__EXERCISE DIRECTIONS__:
Keeping every line intact, print the records that follow.

__DATASET__:

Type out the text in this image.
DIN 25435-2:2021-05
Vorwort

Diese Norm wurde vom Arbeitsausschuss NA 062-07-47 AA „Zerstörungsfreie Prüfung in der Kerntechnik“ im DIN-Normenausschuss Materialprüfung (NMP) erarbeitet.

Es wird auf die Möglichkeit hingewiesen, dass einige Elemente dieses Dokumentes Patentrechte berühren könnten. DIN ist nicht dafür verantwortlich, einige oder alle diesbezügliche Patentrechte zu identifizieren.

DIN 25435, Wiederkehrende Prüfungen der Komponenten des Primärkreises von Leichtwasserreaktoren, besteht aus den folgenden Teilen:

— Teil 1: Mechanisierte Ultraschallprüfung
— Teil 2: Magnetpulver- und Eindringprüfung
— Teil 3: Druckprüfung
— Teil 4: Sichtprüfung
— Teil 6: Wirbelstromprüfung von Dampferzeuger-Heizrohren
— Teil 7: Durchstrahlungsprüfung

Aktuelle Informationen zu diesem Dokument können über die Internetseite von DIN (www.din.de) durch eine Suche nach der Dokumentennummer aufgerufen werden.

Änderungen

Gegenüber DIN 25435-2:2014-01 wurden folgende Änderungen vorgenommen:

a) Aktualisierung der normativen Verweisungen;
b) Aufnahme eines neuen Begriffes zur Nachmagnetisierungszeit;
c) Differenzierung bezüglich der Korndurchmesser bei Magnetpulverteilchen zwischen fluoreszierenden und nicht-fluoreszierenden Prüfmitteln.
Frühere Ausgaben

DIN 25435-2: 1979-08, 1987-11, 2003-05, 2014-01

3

__WRITTEN RESPONSE__:
Type out the text in this image.
DIN 25435-2:2021-05
Vorwort

Diese Norm wurde vom Arbeitsausschuss NA 062-07-47 AA „Zerstörungsfreie Prüfung in der Kerntechnik“ im DIN-Normenausschuss Materialprüfung (NMP) erarbeitet.

Es wird auf die Möglichkeit hingewiesen, dass einige Elemente dieses Dokumentes Patentrechte berühren könnten. DIN ist nicht dafür verantwortlich, einige oder alle diesbezügliche Patentrechte zu identifizieren.

DIN 25435, Wiederkehrende Prüfungen der Komponenten des Primärkreises von Leichtwasserreaktoren, besteht aus den folgenden Teilen:

— Teil 1: Mechanisierte Ultraschallprüfung
— Teil 2: Magnetpulver- und Eindringprüfung
— Teil 3: Druckprüfung
— Teil 4: Sichtprüfung
— Teil 6: Wirbelstromprüfung von Dampferzeuger-Heizrohren
— Teil 7: Durchstrahlungsprüfung

Aktuelle Informationen zu diesem Dokument können über die Internetseite von DIN (www.din.de) durch eine Suche nach der Dokumentennummer aufgerufen werden.

Änderungen

Gegenüber DIN 25435-2:2014-01 wurden folgende Änderungen vorgenommen:

a) Aktualisierung der normativen Verweisungen;
b) Aufnahme eines neuen Begriffes zur Nachmagnetisierungszeit;
c) Differenzierung bezüglich der Korndurchmesser bei Magnetpulverteilchen zwischen fluoreszierenden und nicht-fluoreszierenden Prüfmitteln.
Frühere Ausgaben

DIN 25435-2: 1979-08, 1987-11, 2003-05, 2014-01

3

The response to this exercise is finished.